Data entries
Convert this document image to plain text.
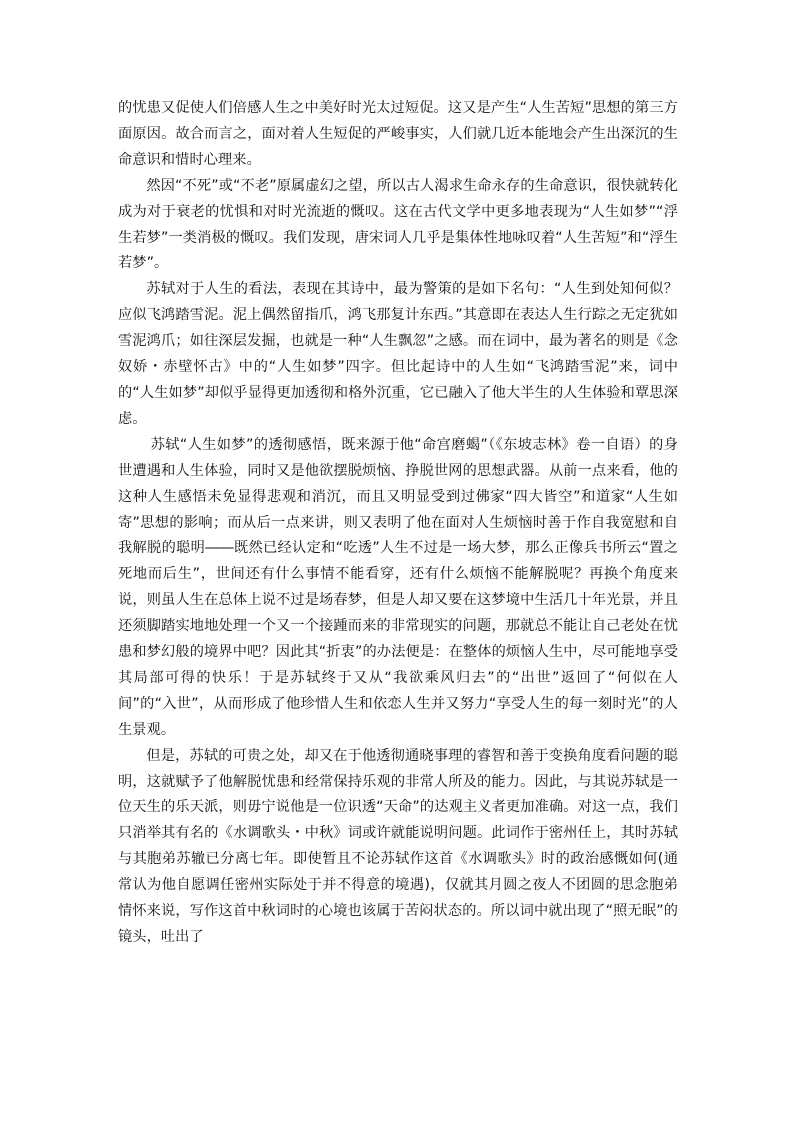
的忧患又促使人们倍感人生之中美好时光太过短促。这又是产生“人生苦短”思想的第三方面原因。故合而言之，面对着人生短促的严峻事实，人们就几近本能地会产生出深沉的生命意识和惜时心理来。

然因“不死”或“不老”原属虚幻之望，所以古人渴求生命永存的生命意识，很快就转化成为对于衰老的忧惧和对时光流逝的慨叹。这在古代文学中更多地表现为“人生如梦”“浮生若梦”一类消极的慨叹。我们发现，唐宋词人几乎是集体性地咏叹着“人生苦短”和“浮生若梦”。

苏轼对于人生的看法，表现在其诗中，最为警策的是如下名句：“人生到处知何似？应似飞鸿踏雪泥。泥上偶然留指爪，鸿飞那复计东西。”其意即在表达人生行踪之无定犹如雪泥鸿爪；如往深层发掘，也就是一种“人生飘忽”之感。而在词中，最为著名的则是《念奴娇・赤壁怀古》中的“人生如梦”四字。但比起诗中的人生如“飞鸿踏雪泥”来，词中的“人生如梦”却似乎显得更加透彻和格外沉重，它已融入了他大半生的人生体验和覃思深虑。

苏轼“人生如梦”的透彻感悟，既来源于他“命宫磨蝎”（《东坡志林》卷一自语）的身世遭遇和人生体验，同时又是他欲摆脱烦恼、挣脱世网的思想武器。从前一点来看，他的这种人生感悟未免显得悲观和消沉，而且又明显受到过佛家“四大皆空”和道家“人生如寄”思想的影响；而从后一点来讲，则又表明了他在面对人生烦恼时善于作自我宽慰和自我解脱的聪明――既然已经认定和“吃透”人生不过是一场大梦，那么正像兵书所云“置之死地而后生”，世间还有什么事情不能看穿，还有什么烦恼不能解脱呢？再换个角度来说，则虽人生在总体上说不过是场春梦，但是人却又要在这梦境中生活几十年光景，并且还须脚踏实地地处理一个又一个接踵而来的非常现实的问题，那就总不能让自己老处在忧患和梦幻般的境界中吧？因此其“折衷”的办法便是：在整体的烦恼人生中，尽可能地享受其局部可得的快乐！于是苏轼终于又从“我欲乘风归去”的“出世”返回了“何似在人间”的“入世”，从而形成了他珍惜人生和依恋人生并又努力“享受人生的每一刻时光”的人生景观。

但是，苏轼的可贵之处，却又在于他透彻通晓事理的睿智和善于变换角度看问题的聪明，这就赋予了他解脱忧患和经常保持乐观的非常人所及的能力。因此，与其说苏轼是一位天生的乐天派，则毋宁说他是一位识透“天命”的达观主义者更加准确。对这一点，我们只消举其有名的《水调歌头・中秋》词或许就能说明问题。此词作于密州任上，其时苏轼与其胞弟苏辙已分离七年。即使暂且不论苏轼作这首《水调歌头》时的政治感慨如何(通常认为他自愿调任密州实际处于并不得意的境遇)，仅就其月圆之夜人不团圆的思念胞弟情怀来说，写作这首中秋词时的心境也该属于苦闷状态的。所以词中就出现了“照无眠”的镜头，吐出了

▶ Work to do
Leave the images out, please, and restate each line word for word.

▶ The solution
Convert this document image to plain text.
的忧患又促使人们倍感人生之中美好时光太过短促。这又是产生“人生苦短”思想的第三方面原因。故合而言之，面对着人生短促的严峻事实，人们就几近本能地会产生出深沉的生命意识和惜时心理来。

然因“不死”或“不老”原属虚幻之望，所以古人渴求生命永存的生命意识，很快就转化成为对于衰老的忧惧和对时光流逝的慨叹。这在古代文学中更多地表现为“人生如梦”“浮生若梦”一类消极的慨叹。我们发现，唐宋词人几乎是集体性地咏叹着“人生苦短”和“浮生若梦”。

苏轼对于人生的看法，表现在其诗中，最为警策的是如下名句：“人生到处知何似？应似飞鸿踏雪泥。泥上偶然留指爪，鸿飞那复计东西。”其意即在表达人生行踪之无定犹如雪泥鸿爪；如往深层发掘，也就是一种“人生飘忽”之感。而在词中，最为著名的则是《念奴娇・赤壁怀古》中的“人生如梦”四字。但比起诗中的人生如“飞鸿踏雪泥”来，词中的“人生如梦”却似乎显得更加透彻和格外沉重，它已融入了他大半生的人生体验和覃思深虑。

苏轼“人生如梦”的透彻感悟，既来源于他“命宫磨蝎”（《东坡志林》卷一自语）的身世遭遇和人生体验，同时又是他欲摆脱烦恼、挣脱世网的思想武器。从前一点来看，他的这种人生感悟未免显得悲观和消沉，而且又明显受到过佛家“四大皆空”和道家“人生如寄”思想的影响；而从后一点来讲，则又表明了他在面对人生烦恼时善于作自我宽慰和自我解脱的聪明――既然已经认定和“吃透”人生不过是一场大梦，那么正像兵书所云“置之死地而后生”，世间还有什么事情不能看穿，还有什么烦恼不能解脱呢？再换个角度来说，则虽人生在总体上说不过是场春梦，但是人却又要在这梦境中生活几十年光景，并且还须脚踏实地地处理一个又一个接踵而来的非常现实的问题，那就总不能让自己老处在忧患和梦幻般的境界中吧？因此其“折衷”的办法便是：在整体的烦恼人生中，尽可能地享受其局部可得的快乐！于是苏轼终于又从“我欲乘风归去”的“出世”返回了“何似在人间”的“入世”，从而形成了他珍惜人生和依恋人生并又努力“享受人生的每一刻时光”的人生景观。

但是，苏轼的可贵之处，却又在于他透彻通晓事理的睿智和善于变换角度看问题的聪明，这就赋予了他解脱忧患和经常保持乐观的非常人所及的能力。因此，与其说苏轼是一位天生的乐天派，则毋宁说他是一位识透“天命”的达观主义者更加准确。对这一点，我们只消举其有名的《水调歌头・中秋》词或许就能说明问题。此词作于密州任上，其时苏轼与其胞弟苏辙已分离七年。即使暂且不论苏轼作这首《水调歌头》时的政治感慨如何(通常认为他自愿调任密州实际处于并不得意的境遇)，仅就其月圆之夜人不团圆的思念胞弟情怀来说，写作这首中秋词时的心境也该属于苦闷状态的。所以词中就出现了“照无眠”的镜头，吐出了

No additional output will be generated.